**Information given**
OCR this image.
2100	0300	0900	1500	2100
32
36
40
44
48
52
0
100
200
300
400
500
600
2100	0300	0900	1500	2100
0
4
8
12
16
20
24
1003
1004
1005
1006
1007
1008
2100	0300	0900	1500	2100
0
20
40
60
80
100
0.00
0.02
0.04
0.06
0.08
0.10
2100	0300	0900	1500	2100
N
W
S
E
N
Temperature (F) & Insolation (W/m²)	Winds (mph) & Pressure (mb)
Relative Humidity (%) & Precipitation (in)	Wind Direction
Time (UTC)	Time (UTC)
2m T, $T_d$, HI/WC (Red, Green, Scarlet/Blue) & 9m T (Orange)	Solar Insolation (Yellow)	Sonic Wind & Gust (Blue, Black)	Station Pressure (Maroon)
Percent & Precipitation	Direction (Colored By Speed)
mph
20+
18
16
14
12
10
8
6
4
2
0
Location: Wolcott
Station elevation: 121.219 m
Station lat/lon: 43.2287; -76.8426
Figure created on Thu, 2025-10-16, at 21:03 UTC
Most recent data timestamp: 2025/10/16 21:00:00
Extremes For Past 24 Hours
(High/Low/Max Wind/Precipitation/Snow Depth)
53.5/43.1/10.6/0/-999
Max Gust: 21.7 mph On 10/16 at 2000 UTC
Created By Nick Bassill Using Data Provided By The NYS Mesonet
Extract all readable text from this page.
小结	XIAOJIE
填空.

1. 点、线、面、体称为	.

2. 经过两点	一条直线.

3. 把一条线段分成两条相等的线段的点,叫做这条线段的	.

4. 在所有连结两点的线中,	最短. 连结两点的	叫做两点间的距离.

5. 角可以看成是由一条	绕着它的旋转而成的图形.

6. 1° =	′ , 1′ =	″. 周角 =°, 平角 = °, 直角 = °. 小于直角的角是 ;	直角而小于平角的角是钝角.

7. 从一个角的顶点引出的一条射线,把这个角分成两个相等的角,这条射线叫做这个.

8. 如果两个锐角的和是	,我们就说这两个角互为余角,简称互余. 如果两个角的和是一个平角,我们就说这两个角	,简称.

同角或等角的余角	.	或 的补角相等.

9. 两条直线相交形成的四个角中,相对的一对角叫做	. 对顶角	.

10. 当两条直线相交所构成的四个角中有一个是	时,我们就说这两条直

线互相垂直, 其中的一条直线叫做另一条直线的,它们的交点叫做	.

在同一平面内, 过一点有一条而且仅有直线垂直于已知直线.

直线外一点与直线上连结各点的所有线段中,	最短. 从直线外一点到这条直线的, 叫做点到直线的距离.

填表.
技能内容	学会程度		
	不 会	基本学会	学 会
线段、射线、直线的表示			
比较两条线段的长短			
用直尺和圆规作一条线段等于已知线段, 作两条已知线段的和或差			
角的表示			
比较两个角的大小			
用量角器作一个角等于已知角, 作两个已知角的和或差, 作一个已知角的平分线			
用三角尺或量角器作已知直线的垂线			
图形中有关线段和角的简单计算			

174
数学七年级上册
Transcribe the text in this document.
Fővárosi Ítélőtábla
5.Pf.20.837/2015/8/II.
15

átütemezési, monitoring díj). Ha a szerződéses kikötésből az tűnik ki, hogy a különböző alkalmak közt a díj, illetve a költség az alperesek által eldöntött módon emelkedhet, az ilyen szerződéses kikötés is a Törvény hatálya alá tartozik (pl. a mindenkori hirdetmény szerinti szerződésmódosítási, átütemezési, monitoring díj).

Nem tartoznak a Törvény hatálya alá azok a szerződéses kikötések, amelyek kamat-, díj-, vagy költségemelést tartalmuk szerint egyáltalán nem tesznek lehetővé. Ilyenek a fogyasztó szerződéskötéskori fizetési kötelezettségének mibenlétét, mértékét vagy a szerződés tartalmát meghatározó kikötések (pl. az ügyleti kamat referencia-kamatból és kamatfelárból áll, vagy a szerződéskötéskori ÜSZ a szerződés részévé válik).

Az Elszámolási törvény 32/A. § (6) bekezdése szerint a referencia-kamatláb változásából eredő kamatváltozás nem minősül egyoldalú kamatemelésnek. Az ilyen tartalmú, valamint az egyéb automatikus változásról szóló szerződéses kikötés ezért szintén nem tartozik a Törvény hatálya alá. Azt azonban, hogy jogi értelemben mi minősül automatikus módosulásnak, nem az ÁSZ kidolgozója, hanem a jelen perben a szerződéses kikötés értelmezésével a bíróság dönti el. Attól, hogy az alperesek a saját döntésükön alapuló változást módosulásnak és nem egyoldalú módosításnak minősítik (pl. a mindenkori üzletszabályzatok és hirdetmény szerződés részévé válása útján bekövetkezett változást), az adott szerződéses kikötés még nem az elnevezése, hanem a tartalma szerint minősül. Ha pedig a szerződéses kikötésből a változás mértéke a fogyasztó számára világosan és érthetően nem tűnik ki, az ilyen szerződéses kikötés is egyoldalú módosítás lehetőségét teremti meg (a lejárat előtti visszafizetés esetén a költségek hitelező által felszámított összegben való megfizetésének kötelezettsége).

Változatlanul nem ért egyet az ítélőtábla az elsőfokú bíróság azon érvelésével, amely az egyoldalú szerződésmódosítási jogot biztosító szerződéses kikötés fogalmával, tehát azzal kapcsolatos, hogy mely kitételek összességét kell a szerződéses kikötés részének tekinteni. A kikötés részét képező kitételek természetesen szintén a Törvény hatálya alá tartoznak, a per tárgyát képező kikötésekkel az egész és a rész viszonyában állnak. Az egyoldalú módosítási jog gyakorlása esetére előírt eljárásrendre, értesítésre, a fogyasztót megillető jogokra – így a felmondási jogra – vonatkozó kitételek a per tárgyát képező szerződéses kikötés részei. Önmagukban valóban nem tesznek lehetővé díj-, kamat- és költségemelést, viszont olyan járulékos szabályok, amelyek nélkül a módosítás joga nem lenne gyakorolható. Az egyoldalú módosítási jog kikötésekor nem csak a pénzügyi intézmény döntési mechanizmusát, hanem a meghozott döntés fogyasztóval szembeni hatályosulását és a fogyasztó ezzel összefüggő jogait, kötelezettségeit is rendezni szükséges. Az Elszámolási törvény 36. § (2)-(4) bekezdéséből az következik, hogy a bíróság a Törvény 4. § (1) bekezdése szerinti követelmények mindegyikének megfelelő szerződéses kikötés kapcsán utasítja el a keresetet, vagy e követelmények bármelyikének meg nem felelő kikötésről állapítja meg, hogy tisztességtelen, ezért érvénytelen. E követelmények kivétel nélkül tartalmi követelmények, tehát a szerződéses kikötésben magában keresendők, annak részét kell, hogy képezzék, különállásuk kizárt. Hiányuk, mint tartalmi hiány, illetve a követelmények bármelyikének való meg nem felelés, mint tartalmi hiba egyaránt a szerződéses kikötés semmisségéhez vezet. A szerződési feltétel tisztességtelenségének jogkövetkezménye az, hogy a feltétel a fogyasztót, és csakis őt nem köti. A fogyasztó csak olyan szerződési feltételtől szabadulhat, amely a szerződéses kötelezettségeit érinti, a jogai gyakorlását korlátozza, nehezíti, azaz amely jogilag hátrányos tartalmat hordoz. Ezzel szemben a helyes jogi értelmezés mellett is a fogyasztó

**Exercise goal**
Find every line containing the word "Precipitation", then give the total and nothing more.

**Result below**
3